Short task:
Convert the rows starting at the one containing "icon: html and css shields: CSS" and ending at the one containing "list: skills: DÉVELOPPEMENT" into a Markdown table with the columns No and Row, one numbered row per line.
[Start]
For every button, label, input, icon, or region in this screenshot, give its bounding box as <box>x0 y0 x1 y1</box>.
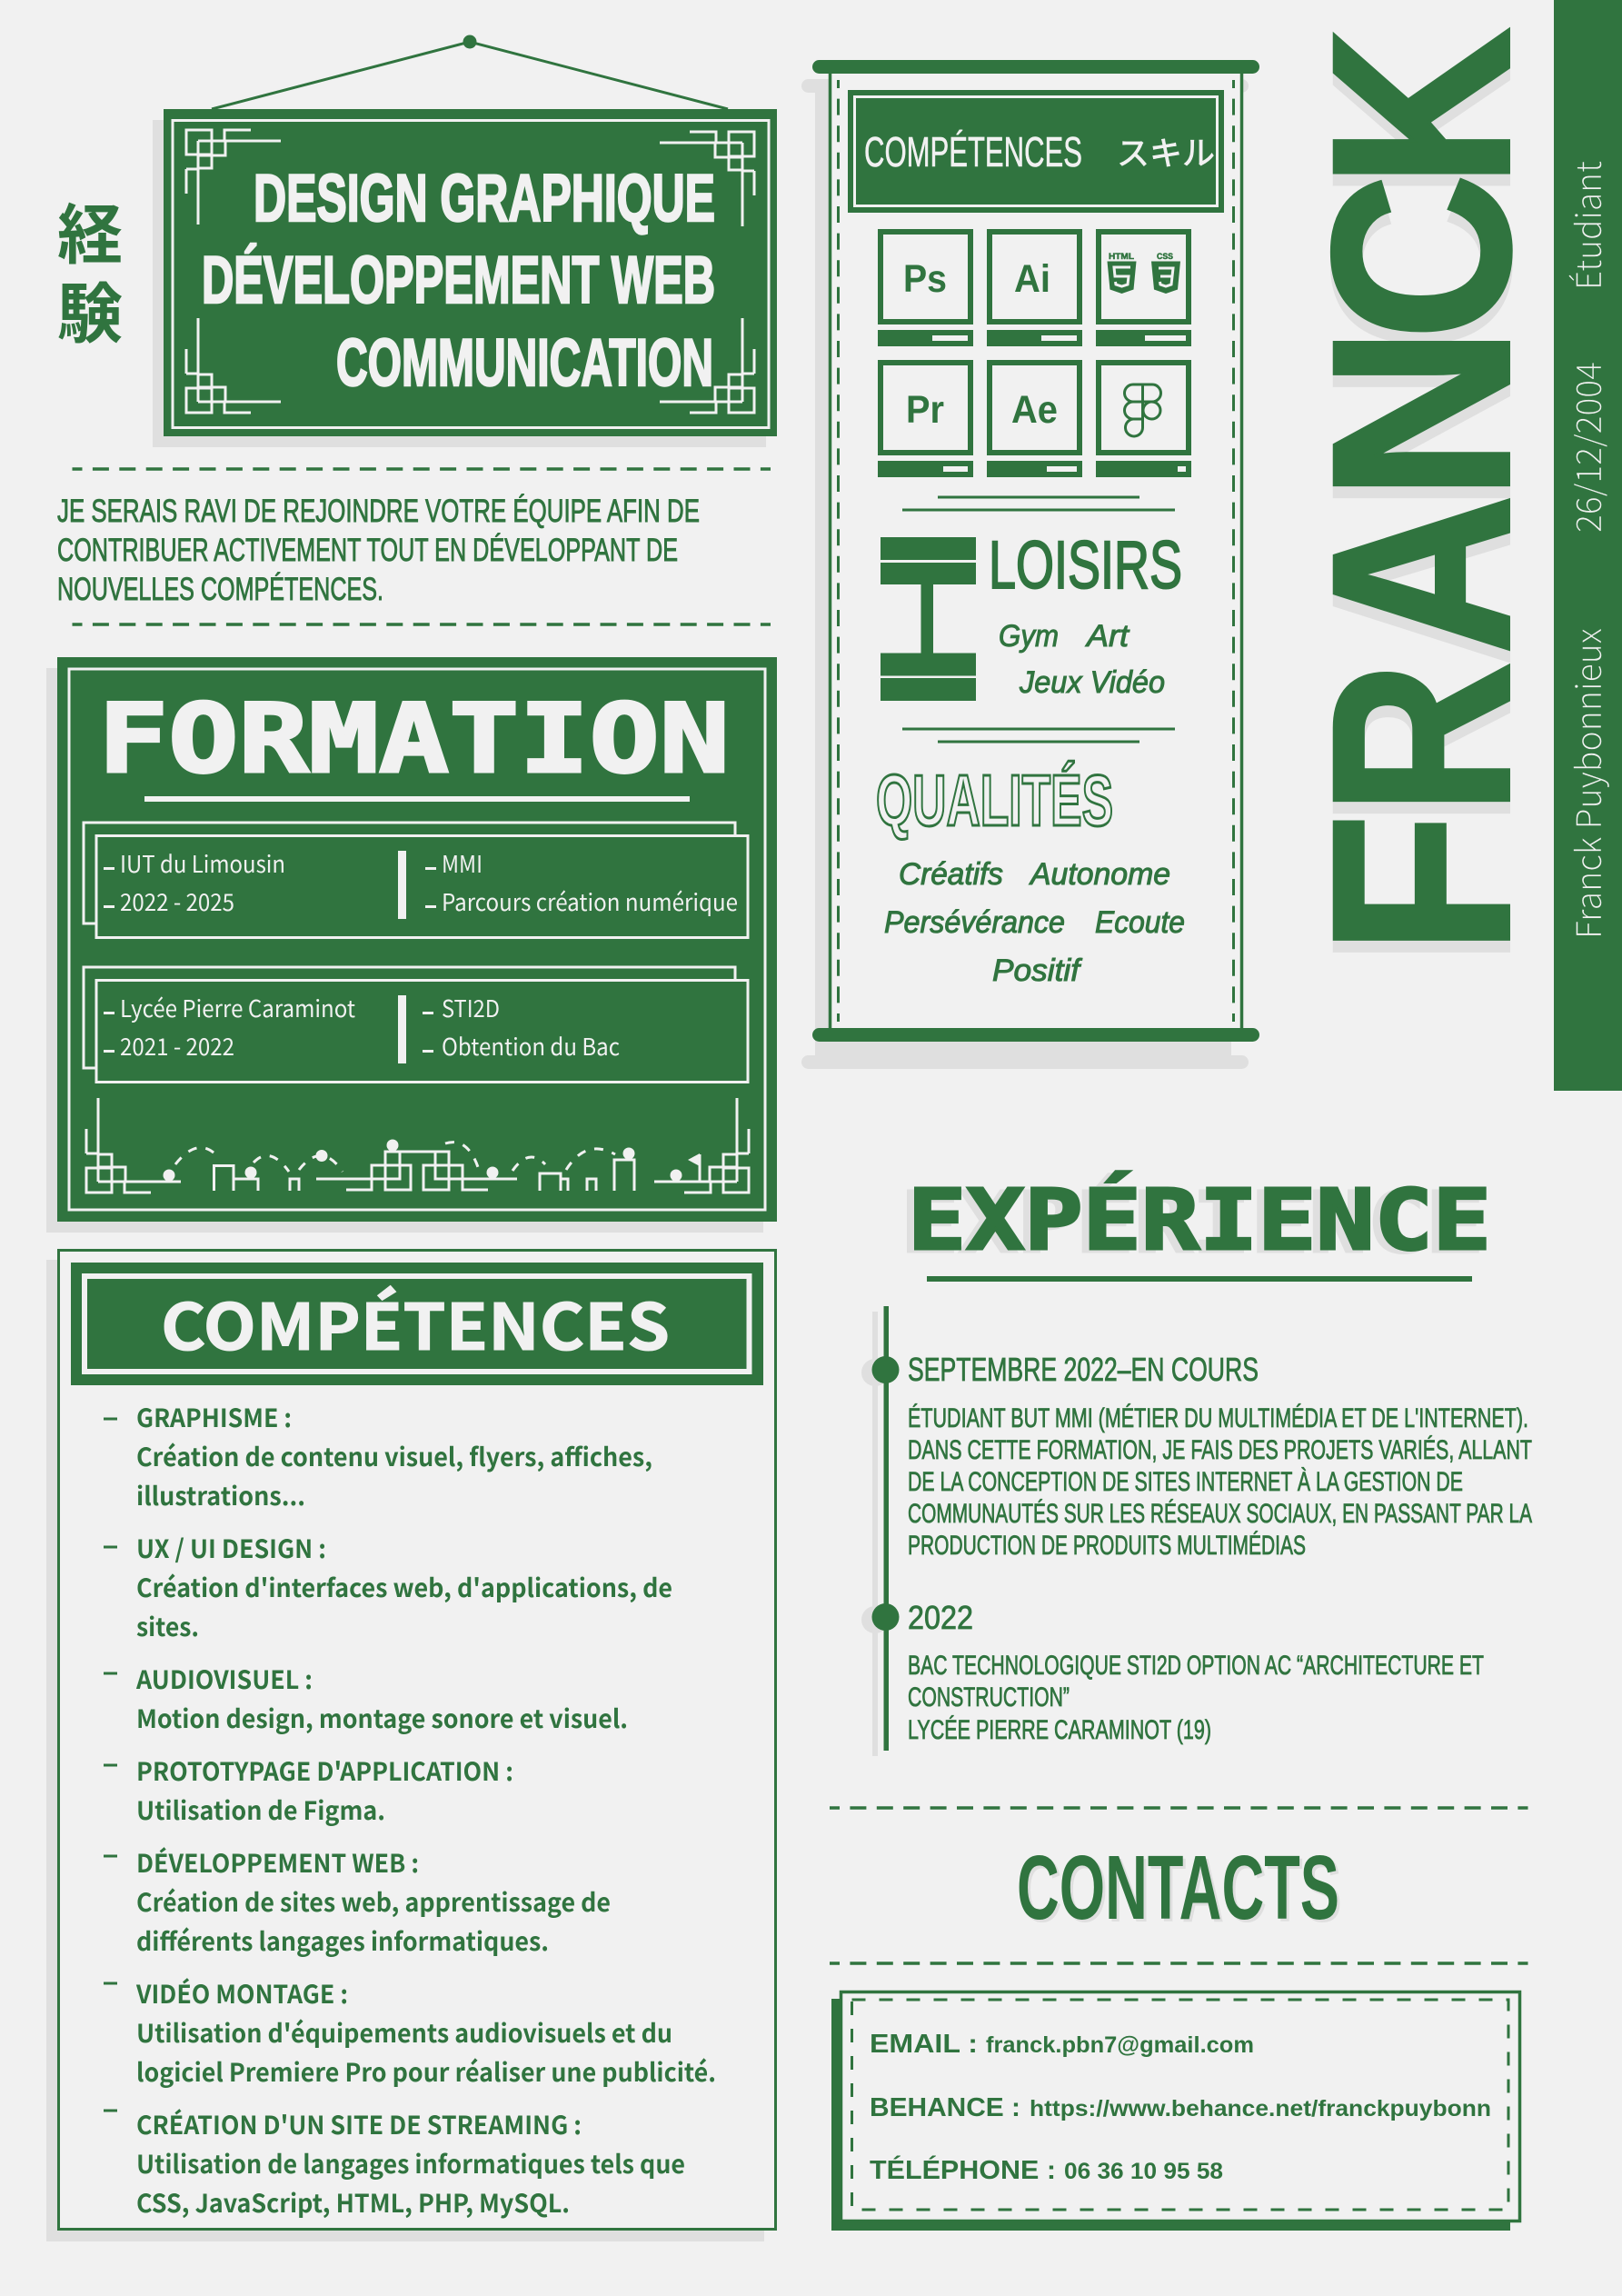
icon: html and css shields: CSS <box>1157 252 1173 261</box>
text block: qualities <box>884 857 1185 988</box>
scroll heading: competences skill: COMPÉTENCES <box>864 128 1082 175</box>
list: skills: GRAPHISME : <box>136 1399 292 1435</box>
list: skills: DÉVELOPPEMENT WEB : <box>136 1844 419 1881</box>
entry: septembre 2022 <box>908 1351 1532 1561</box>
list: skills: sites. <box>136 1608 199 1644</box>
contact: telephone: 06 36 10 95 58 <box>1064 2159 1223 2184</box>
heading: qualites: QUALITÉS <box>876 760 1113 841</box>
entry: 2022: CONSTRUCTION” <box>908 1682 1070 1712</box>
card: Lycée Pierre Caraminot <box>84 967 748 1082</box>
title: FRANCK vertical: F <box>1279 814 1562 954</box>
list: skills: Utilisation de langages informatiques tels que <box>136 2145 685 2181</box>
heading: contacts <box>1017 1837 1342 1942</box>
text block: hobbies: Jeux Vidéo <box>1019 665 1165 700</box>
title: FRANCK vertical: K <box>1279 28 1562 187</box>
heading: experience: EXPÉRIENCE <box>908 1171 1491 1269</box>
icon: figma <box>1125 384 1161 436</box>
entry: septembre 2022: PRODUCTION DE PRODUITS MULTIMÉDIAS <box>908 1531 1306 1561</box>
heading: kanji experience: 験 <box>57 261 123 356</box>
heading: competences <box>71 1263 763 1385</box>
scroll heading: competences skill <box>848 90 1224 213</box>
sign heading: fields: COMMUNICATION <box>336 326 713 400</box>
entry: 2022: LYCÉE PIERRE CARAMINOT (19) <box>908 1715 1211 1745</box>
icon: dumbbell <box>881 537 976 701</box>
entry: septembre 2022: SEPTEMBRE 2022–EN COURS <box>908 1351 1259 1388</box>
divider: dashed contacts bottom <box>830 1962 1528 1965</box>
divider: dashed contacts top <box>830 1806 1528 1810</box>
sign heading: fields: DÉVELOPPEMENT WEB <box>202 244 715 317</box>
list: skills: Création de contenu visuel, flyers, affiches, <box>136 1438 652 1474</box>
card: Lycée Pierre Caraminot: Obtention du Bac <box>442 1029 620 1063</box>
title: FRANCK vertical: N <box>1279 326 1562 501</box>
title: FRANCK vertical: C <box>1279 174 1562 340</box>
title: FRANCK vertical: F <box>1279 825 1562 966</box>
panel: identity sidebar: 26/12/2004 <box>1561 362 1611 533</box>
divider: dashed top <box>73 467 771 471</box>
text block: hobbies: Art <box>1085 619 1130 654</box>
panel: formation <box>46 657 777 1233</box>
text block: hobbies <box>999 619 1165 700</box>
panel: identity sidebar <box>1554 0 1622 1091</box>
list: skills <box>104 1399 716 2221</box>
heading: kanji experience <box>57 182 123 356</box>
list: skills: Motion design, montage sonore et visuel. <box>136 1700 628 1736</box>
heading: formation: FORMATION <box>98 684 730 794</box>
card: Lycée Pierre Caraminot: 2021 - 2022 <box>120 1029 234 1063</box>
icon grid: software: Pr <box>906 388 944 432</box>
text block: hobbies: Gym <box>999 619 1059 654</box>
contact: email: franck.pbn7@gmail.com <box>986 2032 1254 2058</box>
list: skills: logiciel Premiere Pro pour réaliser une publicité. <box>136 2053 716 2090</box>
sign heading: fields <box>202 162 715 400</box>
divider: scroll rules <box>902 497 1175 742</box>
heading: contacts: CONTACTS <box>1017 1837 1339 1939</box>
contact: behance <box>870 2093 1491 2122</box>
heading: competences: COMPÉTENCES <box>161 1277 670 1369</box>
card: IUT du Limousin <box>84 823 748 938</box>
contact: behance: BEHANCE : <box>870 2093 1020 2122</box>
panel: identity sidebar: Franck Puybonnieux <box>1561 628 1611 939</box>
scroll heading: competences skill: スキル <box>1117 127 1215 175</box>
title: FRANCK vertical: R <box>1279 662 1562 814</box>
contact: email: EMAIL : <box>870 2030 978 2059</box>
heading: contacts: CONTACTS <box>1020 1840 1342 1942</box>
icon grid: software: Ps <box>903 257 947 301</box>
card: IUT du Limousin: Parcours création numérique <box>442 884 738 918</box>
text block: introduction: CONTRIBUER ACTIVEMENT TOUT EN DÉVELOPPANT DE <box>57 533 678 568</box>
list: skills: Utilisation d'équipements audiovisuels et du <box>136 2014 672 2051</box>
divider: dashed second <box>73 623 771 626</box>
title: FRANCK vertical: N <box>1279 338 1562 513</box>
title: FRANCK vertical: R <box>1279 674 1562 826</box>
text block: qualities: Positif <box>992 953 1083 988</box>
title: FRANCK vertical: C <box>1279 185 1562 352</box>
list: skills: VIDÉO MONTAGE : <box>135 1975 348 2011</box>
sign heading: fields: DESIGN GRAPHIQUE <box>254 162 715 235</box>
illustration: platform game frieze <box>86 1098 749 1193</box>
text block: qualities: Autonome <box>1029 857 1170 892</box>
card: IUT du Limousin: IUT du Limousin <box>120 846 285 880</box>
text block: qualities: Persévérance <box>884 905 1065 940</box>
list: skills: UX / UI DESIGN : <box>136 1530 326 1566</box>
list: skills: CSS, JavaScript, HTML, PHP, MySQL. <box>136 2184 570 2221</box>
card: IUT du Limousin: 2022 - 2025 <box>120 884 234 918</box>
list: skills: Création de sites web, apprentissage de <box>136 1883 611 1920</box>
contact: telephone: TÉLÉPHONE : <box>870 2154 1056 2185</box>
panel: competences <box>46 1251 776 2241</box>
title: FRANCK vertical <box>1279 28 1562 966</box>
text block: introduction: NOUVELLES COMPÉTENCES. <box>57 572 383 607</box>
icon grid: software <box>878 232 1191 477</box>
contact: telephone <box>870 2154 1223 2185</box>
list: skills: CRÉATION D'UN SITE DE STREAMING : <box>136 2106 582 2142</box>
card: IUT du Limousin: MMI <box>442 846 483 880</box>
panel: hanging scroll <box>801 60 1259 1069</box>
list: skills: différents langages informatiques. <box>136 1922 549 1959</box>
title: FRANCK vertical: A <box>1279 494 1562 654</box>
entry: 2022 <box>908 1599 1484 1745</box>
contact: behance: https://www.behance.net/franckpuybonn <box>1030 2096 1491 2121</box>
list: skills: Création d'interfaces web, d'applications, de <box>136 1569 672 1605</box>
heading: kanji experience: 経 <box>57 182 123 277</box>
entry: 2022: 2022 <box>908 1599 973 1636</box>
list: skills: Utilisation de Figma. <box>136 1792 385 1828</box>
panel: contact details <box>831 1992 1519 2231</box>
list: skills: illustrations... <box>136 1477 305 1513</box>
card: Lycée Pierre Caraminot: Lycée Pierre Caraminot <box>120 991 355 1024</box>
icon grid: software: Ae <box>1011 388 1058 432</box>
icon: html and css shields <box>1107 252 1180 294</box>
heading: loisirs: LOISIRS <box>989 527 1182 603</box>
text block: introduction: JE SERAIS RAVI DE REJOINDRE VOTRE ÉQUIPE AFIN DE <box>57 494 700 529</box>
heading: experience: EXPÉRIENCE <box>901 1173 1484 1272</box>
title: FRANCK vertical: A <box>1279 506 1562 666</box>
icon: html and css shields: HTML <box>1109 252 1135 261</box>
title: FRANCK vertical: K <box>1279 40 1562 199</box>
icon grid: software: Ai <box>1014 257 1050 301</box>
text block: qualities: Créatifs <box>899 857 1003 892</box>
list: skills: AUDIOVISUEL : <box>135 1661 313 1697</box>
panel: hanging sign <box>153 35 777 447</box>
text block: qualities: Ecoute <box>1095 905 1185 940</box>
panel: identity sidebar: Étudiant <box>1561 161 1611 290</box>
contact: email <box>870 2030 1254 2059</box>
card: Lycée Pierre Caraminot: STI2D <box>442 991 500 1024</box>
text block: introduction <box>57 494 700 607</box>
timeline: experience <box>861 1306 1532 1756</box>
list: skills: PROTOTYPAGE D'APPLICATION : <box>136 1752 513 1789</box>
[End]
Response to this task:
| No | Row |
|---|---|
| 1 | icon: html and css shields: CSS <box>1157 252 1173 261</box> |
| 2 | text block: qualities <box>884 857 1185 988</box> |
| 3 | scroll heading: competences skill: COMPÉTENCES <box>864 128 1082 175</box> |
| 4 | list: skills: GRAPHISME : <box>136 1399 292 1435</box> |
| 5 | list: skills: DÉVELOPPEMENT WEB : <box>136 1844 419 1881</box> |